(What you have to do):
Below is a listing to transcribe in full and exactly; keep the pictures out.

--*--

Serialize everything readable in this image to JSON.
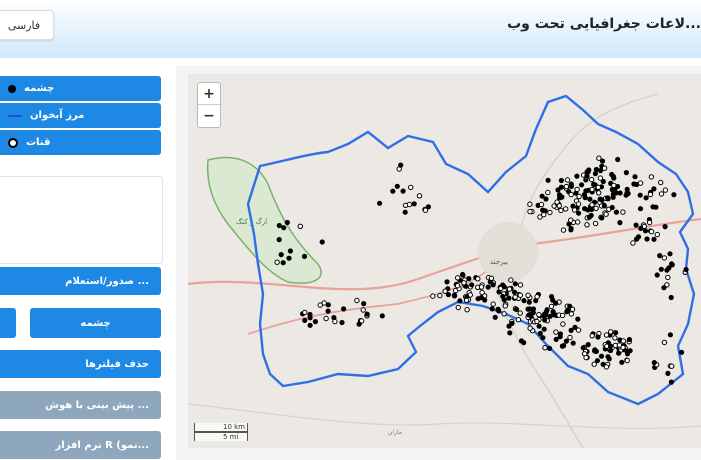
{
  "header": {
    "title": "...لاعات جغرافیایی تحت وب",
    "language_button": "فارسی"
  },
  "sidebar": {
    "legend": [
      {
        "label": "چشمه",
        "icon": "filled-circle-icon"
      },
      {
        "label": "مرز آبخوان",
        "icon": "line-icon"
      },
      {
        "label": "قنات",
        "icon": "hollow-circle-icon"
      }
    ],
    "export_button": "صدور/استعلام ...",
    "spring_button": "چشمه",
    "clear_filters_button": "حذف فیلترها",
    "ai_prediction_button": "پیش بینی با هوش ...",
    "r_software_button": "نرم افزار R (نمو..."
  },
  "map": {
    "zoom_in": "+",
    "zoom_out": "−",
    "scale_km": "10 km",
    "scale_mi": "5 mi",
    "city_label": "بیرجند",
    "place_label": "ارگ و کنگ",
    "road_label": "مازان"
  },
  "colors": {
    "accent": "#1e88e5",
    "disabled": "#8fa7bd",
    "boundary": "#1f4fd8"
  }
}
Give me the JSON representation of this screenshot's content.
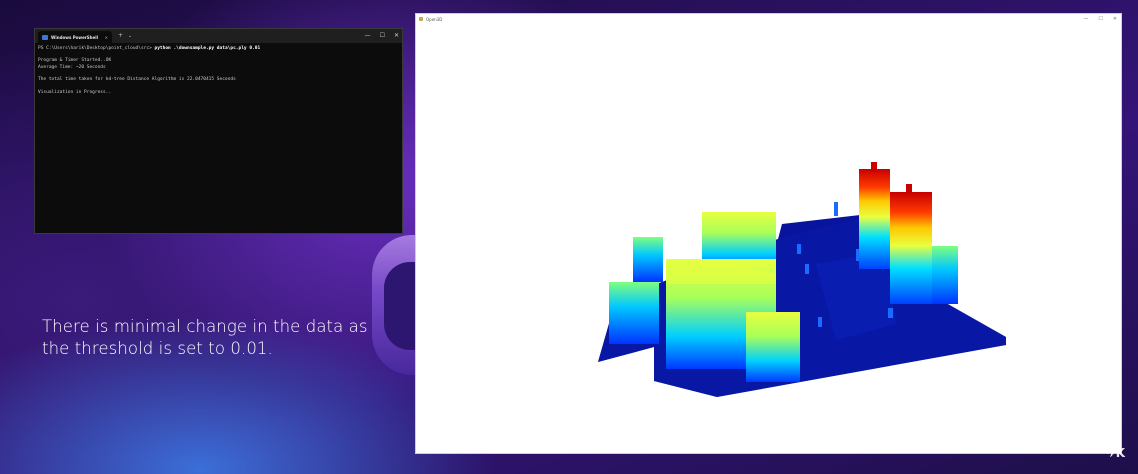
{
  "terminal": {
    "tab_title": "Windows PowerShell",
    "tab_close": "×",
    "new_tab": "+",
    "dropdown": "⌄",
    "controls": {
      "minimize": "—",
      "maximize": "☐",
      "close": "✕"
    },
    "prompt": "PS C:\\Users\\harik\\Desktop\\point_cloud\\src> ",
    "command": "python .\\downsample.py data\\pc.ply 0.01",
    "lines": [
      "Program & Timer Started..OK",
      "Average Time: ~20 Seconds",
      "The total time taken for kd-tree Distance Algorithm is 22.0470415 Seconds",
      "Visualization in Progress.."
    ]
  },
  "caption": {
    "text": "There is minimal change in the data as the threshold is set to 0.01."
  },
  "open3d": {
    "title": "Open3D",
    "controls": {
      "minimize": "—",
      "maximize": "☐",
      "close": "✕"
    },
    "colormap": [
      "#00008b",
      "#0033ff",
      "#00c8ff",
      "#7fff7f",
      "#e8ff40",
      "#ffc800",
      "#ff3a00",
      "#c80000"
    ]
  },
  "watermark": "✈K"
}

--*--

(Exercise result):
Serialize everything readable in this image to JSON.
{
  "header": {
    "title": "...لاعات جغرافیایی تحت وب",
    "language_button": "فارسی"
  },
  "sidebar": {
    "legend": [
      {
        "label": "چشمه",
        "icon": "filled-circle-icon"
      },
      {
        "label": "مرز آبخوان",
        "icon": "line-icon"
      },
      {
        "label": "قنات",
        "icon": "hollow-circle-icon"
      }
    ],
    "export_button": "صدور/استعلام ...",
    "spring_button": "چشمه",
    "clear_filters_button": "حذف فیلترها",
    "ai_prediction_button": "پیش بینی با هوش ...",
    "r_software_button": "نرم افزار R (نمو..."
  },
  "map": {
    "zoom_in": "+",
    "zoom_out": "−",
    "scale_km": "10 km",
    "scale_mi": "5 mi",
    "city_label": "بیرجند",
    "place_label": "ارگ و کنگ",
    "road_label": "مازان"
  },
  "colors": {
    "accent": "#1e88e5",
    "disabled": "#8fa7bd",
    "boundary": "#1f4fd8"
  }
}
Give me the JSON representation of this screenshot's content.
{
  "terminal": {
    "tab_title": "Windows PowerShell",
    "tab_close": "×",
    "new_tab": "+",
    "dropdown": "⌄",
    "controls": {
      "minimize": "—",
      "maximize": "☐",
      "close": "✕"
    },
    "prompt": "PS C:\\Users\\harik\\Desktop\\point_cloud\\src> ",
    "command": "python .\\downsample.py data\\pc.ply 0.01",
    "lines": [
      "Program & Timer Started..OK",
      "Average Time: ~20 Seconds",
      "The total time taken for kd-tree Distance Algorithm is 22.0470415 Seconds",
      "Visualization in Progress.."
    ]
  },
  "caption": {
    "text": "There is minimal change in the data as the threshold is set to 0.01."
  },
  "open3d": {
    "title": "Open3D",
    "controls": {
      "minimize": "—",
      "maximize": "☐",
      "close": "✕"
    },
    "colormap": [
      "#00008b",
      "#0033ff",
      "#00c8ff",
      "#7fff7f",
      "#e8ff40",
      "#ffc800",
      "#ff3a00",
      "#c80000"
    ]
  },
  "watermark": "✈K"
}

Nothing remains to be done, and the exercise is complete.